Rewrite all of the entries below unchanged, except that every instance of "legend-swatch" becomes "legend-marker".

* _Given records_
• • • • • • •

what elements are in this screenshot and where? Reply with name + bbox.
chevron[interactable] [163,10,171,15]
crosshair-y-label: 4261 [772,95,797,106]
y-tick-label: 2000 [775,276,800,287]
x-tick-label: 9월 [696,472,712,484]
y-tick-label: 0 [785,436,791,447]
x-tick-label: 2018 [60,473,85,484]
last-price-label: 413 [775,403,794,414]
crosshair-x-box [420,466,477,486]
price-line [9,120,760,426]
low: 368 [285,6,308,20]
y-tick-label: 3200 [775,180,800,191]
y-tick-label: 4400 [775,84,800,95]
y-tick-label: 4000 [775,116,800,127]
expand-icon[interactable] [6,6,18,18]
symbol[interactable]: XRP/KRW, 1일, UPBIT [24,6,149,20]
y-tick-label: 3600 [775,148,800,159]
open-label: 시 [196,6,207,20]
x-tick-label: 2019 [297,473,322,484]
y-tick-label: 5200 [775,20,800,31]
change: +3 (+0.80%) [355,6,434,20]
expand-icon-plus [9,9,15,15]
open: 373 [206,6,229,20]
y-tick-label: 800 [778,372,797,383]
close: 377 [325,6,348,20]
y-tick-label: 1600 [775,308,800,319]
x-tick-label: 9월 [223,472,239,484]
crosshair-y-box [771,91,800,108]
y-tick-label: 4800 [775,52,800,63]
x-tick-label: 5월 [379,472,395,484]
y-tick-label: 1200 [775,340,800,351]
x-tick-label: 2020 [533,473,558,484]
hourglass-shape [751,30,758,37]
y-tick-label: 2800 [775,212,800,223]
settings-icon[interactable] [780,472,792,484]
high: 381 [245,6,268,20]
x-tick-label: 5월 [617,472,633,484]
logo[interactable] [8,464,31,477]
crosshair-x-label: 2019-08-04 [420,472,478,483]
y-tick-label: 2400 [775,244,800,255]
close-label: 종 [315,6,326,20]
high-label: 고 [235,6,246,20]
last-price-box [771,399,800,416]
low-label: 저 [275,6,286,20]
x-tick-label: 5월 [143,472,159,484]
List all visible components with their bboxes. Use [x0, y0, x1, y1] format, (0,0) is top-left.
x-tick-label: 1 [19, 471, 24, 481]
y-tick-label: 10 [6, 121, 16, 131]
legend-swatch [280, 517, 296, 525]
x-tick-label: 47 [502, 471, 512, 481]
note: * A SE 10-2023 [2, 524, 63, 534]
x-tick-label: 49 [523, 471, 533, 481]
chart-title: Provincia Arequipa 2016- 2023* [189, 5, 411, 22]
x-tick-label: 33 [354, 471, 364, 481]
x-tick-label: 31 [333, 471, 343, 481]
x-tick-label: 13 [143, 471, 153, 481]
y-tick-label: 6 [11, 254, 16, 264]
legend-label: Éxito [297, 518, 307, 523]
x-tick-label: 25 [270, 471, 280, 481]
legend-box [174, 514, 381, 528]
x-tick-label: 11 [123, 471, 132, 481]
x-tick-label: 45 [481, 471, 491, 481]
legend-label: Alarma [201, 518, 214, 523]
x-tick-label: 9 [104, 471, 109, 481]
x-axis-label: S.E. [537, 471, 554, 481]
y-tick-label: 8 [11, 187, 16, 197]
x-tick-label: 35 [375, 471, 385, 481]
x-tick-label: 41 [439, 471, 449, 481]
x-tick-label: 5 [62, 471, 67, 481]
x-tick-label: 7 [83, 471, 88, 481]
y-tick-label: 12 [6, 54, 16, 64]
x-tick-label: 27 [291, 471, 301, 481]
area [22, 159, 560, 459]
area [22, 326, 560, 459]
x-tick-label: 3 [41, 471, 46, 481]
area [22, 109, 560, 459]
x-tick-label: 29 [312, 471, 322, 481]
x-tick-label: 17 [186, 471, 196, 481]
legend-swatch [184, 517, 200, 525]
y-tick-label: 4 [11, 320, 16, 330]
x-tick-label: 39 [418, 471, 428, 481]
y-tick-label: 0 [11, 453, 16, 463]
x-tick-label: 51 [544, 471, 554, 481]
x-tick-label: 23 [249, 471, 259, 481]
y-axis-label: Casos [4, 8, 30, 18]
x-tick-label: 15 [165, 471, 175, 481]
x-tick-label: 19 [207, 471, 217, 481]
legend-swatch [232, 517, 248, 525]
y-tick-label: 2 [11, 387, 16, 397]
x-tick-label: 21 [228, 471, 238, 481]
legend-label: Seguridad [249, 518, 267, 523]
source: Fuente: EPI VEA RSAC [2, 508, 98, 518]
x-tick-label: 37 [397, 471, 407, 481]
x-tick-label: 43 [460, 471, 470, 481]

• • • • • • •

* _Task answer_
what elements are in this screenshot and where? Reply with name + bbox.
chevron[interactable] [163,10,171,15]
crosshair-y-label: 4261 [772,95,797,106]
y-tick-label: 2000 [775,276,800,287]
x-tick-label: 9월 [696,472,712,484]
y-tick-label: 0 [785,436,791,447]
x-tick-label: 2018 [60,473,85,484]
last-price-label: 413 [775,403,794,414]
crosshair-x-box [420,466,477,486]
price-line [9,120,760,426]
low: 368 [285,6,308,20]
y-tick-label: 3200 [775,180,800,191]
y-tick-label: 4400 [775,84,800,95]
y-tick-label: 4000 [775,116,800,127]
expand-icon[interactable] [6,6,18,18]
symbol[interactable]: XRP/KRW, 1일, UPBIT [24,6,149,20]
y-tick-label: 3600 [775,148,800,159]
open-label: 시 [196,6,207,20]
x-tick-label: 2019 [297,473,322,484]
y-tick-label: 5200 [775,20,800,31]
change: +3 (+0.80%) [355,6,434,20]
expand-icon-plus [9,9,15,15]
open: 373 [206,6,229,20]
y-tick-label: 800 [778,372,797,383]
close: 377 [325,6,348,20]
y-tick-label: 1600 [775,308,800,319]
x-tick-label: 9월 [223,472,239,484]
crosshair-y-box [771,91,800,108]
y-tick-label: 4800 [775,52,800,63]
x-tick-label: 5월 [379,472,395,484]
y-tick-label: 1200 [775,340,800,351]
x-tick-label: 2020 [533,473,558,484]
hourglass-shape [751,30,758,37]
y-tick-label: 2800 [775,212,800,223]
settings-icon[interactable] [780,472,792,484]
high: 381 [245,6,268,20]
x-tick-label: 5월 [617,472,633,484]
logo[interactable] [8,464,31,477]
crosshair-x-label: 2019-08-04 [420,472,478,483]
y-tick-label: 2400 [775,244,800,255]
close-label: 종 [315,6,326,20]
high-label: 고 [235,6,246,20]
last-price-box [771,399,800,416]
low-label: 저 [275,6,286,20]
x-tick-label: 5월 [143,472,159,484]
List all visible components with their bboxes. Use [x0, y0, x1, y1] format, (0,0) is top-left.
x-tick-label: 1 [19, 471, 24, 481]
y-tick-label: 10 [6, 121, 16, 131]
legend-marker [280, 517, 296, 525]
x-tick-label: 47 [502, 471, 512, 481]
note: * A SE 10-2023 [2, 524, 63, 534]
x-tick-label: 49 [523, 471, 533, 481]
chart-title: Provincia Arequipa 2016- 2023* [189, 5, 411, 22]
x-tick-label: 33 [354, 471, 364, 481]
x-tick-label: 31 [333, 471, 343, 481]
x-tick-label: 13 [143, 471, 153, 481]
y-tick-label: 6 [11, 254, 16, 264]
legend-label: Éxito [297, 518, 307, 523]
x-tick-label: 25 [270, 471, 280, 481]
legend-box [174, 514, 381, 528]
x-tick-label: 11 [123, 471, 132, 481]
x-tick-label: 45 [481, 471, 491, 481]
legend-label: Alarma [201, 518, 214, 523]
x-tick-label: 9 [104, 471, 109, 481]
x-axis-label: S.E. [537, 471, 554, 481]
y-tick-label: 8 [11, 187, 16, 197]
x-tick-label: 35 [375, 471, 385, 481]
x-tick-label: 41 [439, 471, 449, 481]
x-tick-label: 5 [62, 471, 67, 481]
x-tick-label: 7 [83, 471, 88, 481]
y-tick-label: 12 [6, 54, 16, 64]
x-tick-label: 27 [291, 471, 301, 481]
area [22, 159, 560, 459]
area [22, 326, 560, 459]
x-tick-label: 3 [41, 471, 46, 481]
area [22, 109, 560, 459]
x-tick-label: 29 [312, 471, 322, 481]
x-tick-label: 17 [186, 471, 196, 481]
legend-marker [184, 517, 200, 525]
y-tick-label: 4 [11, 320, 16, 330]
x-tick-label: 39 [418, 471, 428, 481]
y-tick-label: 0 [11, 453, 16, 463]
x-tick-label: 51 [544, 471, 554, 481]
x-tick-label: 23 [249, 471, 259, 481]
y-axis-label: Casos [4, 8, 30, 18]
x-tick-label: 15 [165, 471, 175, 481]
x-tick-label: 19 [207, 471, 217, 481]
legend-marker [232, 517, 248, 525]
y-tick-label: 2 [11, 387, 16, 397]
x-tick-label: 21 [228, 471, 238, 481]
legend-label: Seguridad [249, 518, 267, 523]
source: Fuente: EPI VEA RSAC [2, 508, 98, 518]
x-tick-label: 37 [397, 471, 407, 481]
x-tick-label: 43 [460, 471, 470, 481]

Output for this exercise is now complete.